(Rows from a figure dataset)
########################################
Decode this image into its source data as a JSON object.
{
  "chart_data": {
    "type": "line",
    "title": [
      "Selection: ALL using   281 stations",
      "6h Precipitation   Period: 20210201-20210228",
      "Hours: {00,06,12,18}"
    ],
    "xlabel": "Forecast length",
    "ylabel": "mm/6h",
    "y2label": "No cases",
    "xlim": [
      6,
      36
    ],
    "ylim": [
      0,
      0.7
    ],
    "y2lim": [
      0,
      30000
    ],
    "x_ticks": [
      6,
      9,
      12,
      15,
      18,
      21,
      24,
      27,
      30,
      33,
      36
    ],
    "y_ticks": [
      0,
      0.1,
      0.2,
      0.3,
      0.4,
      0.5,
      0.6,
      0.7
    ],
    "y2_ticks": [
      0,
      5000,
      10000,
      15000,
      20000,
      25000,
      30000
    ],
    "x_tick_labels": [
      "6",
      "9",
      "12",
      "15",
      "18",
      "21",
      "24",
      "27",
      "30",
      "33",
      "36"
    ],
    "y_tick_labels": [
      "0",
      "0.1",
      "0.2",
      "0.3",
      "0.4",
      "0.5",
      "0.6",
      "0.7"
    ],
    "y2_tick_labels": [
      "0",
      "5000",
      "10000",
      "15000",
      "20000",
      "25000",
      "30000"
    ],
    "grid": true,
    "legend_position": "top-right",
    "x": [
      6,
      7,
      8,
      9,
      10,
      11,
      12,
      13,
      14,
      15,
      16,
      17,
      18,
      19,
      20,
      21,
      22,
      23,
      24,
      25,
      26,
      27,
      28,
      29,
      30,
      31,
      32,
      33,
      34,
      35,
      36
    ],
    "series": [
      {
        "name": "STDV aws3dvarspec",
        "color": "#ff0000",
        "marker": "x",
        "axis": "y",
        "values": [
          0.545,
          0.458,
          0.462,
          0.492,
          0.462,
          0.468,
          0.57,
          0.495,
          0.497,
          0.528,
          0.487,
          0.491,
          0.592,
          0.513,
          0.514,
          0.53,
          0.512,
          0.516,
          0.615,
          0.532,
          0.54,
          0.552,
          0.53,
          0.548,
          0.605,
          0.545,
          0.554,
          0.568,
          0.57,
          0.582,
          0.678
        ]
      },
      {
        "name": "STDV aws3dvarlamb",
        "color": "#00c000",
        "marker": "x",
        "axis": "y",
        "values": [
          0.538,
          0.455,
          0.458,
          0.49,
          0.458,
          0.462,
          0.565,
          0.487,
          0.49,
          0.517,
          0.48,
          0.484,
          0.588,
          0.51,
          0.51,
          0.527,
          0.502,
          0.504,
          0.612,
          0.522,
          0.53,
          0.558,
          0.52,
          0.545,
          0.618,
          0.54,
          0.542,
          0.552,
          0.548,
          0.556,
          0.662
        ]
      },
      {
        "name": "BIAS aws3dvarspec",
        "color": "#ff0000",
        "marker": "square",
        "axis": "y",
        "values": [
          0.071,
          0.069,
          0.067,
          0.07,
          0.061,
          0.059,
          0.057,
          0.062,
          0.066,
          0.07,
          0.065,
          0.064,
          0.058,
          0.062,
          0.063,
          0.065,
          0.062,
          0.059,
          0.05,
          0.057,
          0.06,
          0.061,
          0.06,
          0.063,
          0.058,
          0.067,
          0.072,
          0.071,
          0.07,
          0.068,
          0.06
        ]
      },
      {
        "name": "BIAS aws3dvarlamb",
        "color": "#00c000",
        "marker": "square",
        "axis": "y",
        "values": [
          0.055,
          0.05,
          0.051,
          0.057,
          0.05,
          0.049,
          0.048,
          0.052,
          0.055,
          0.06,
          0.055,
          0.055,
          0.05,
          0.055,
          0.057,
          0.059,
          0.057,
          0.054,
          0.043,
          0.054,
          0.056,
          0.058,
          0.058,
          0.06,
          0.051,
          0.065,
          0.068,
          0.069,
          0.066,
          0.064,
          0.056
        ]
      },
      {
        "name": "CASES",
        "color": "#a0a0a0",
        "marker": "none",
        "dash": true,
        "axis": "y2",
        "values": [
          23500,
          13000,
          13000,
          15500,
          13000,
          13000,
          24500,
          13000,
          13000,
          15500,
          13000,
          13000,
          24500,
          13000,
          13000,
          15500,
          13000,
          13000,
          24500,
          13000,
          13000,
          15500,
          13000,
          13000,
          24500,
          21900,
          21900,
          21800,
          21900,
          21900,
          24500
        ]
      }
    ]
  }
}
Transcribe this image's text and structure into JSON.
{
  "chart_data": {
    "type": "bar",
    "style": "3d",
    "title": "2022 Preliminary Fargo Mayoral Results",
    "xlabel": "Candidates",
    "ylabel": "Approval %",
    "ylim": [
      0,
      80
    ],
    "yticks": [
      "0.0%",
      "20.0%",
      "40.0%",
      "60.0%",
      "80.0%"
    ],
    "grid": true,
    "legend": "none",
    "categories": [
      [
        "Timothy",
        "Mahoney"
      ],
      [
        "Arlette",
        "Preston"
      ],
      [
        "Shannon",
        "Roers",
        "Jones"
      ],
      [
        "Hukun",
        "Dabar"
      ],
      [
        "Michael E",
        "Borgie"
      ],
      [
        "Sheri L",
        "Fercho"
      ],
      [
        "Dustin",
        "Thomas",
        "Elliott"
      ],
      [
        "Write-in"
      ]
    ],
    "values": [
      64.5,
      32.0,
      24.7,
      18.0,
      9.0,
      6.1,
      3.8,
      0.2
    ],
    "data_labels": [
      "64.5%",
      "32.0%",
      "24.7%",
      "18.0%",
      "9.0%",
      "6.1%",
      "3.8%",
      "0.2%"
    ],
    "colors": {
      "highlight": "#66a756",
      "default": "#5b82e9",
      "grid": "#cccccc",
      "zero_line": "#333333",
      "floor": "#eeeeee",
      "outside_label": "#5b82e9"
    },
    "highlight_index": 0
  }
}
########################################
_WORK TO COMPLETE_.
For the entries above, count the lines that contain the string "BIAS", and state that number without further comment.

_EXERCISE OUTPUT_.
2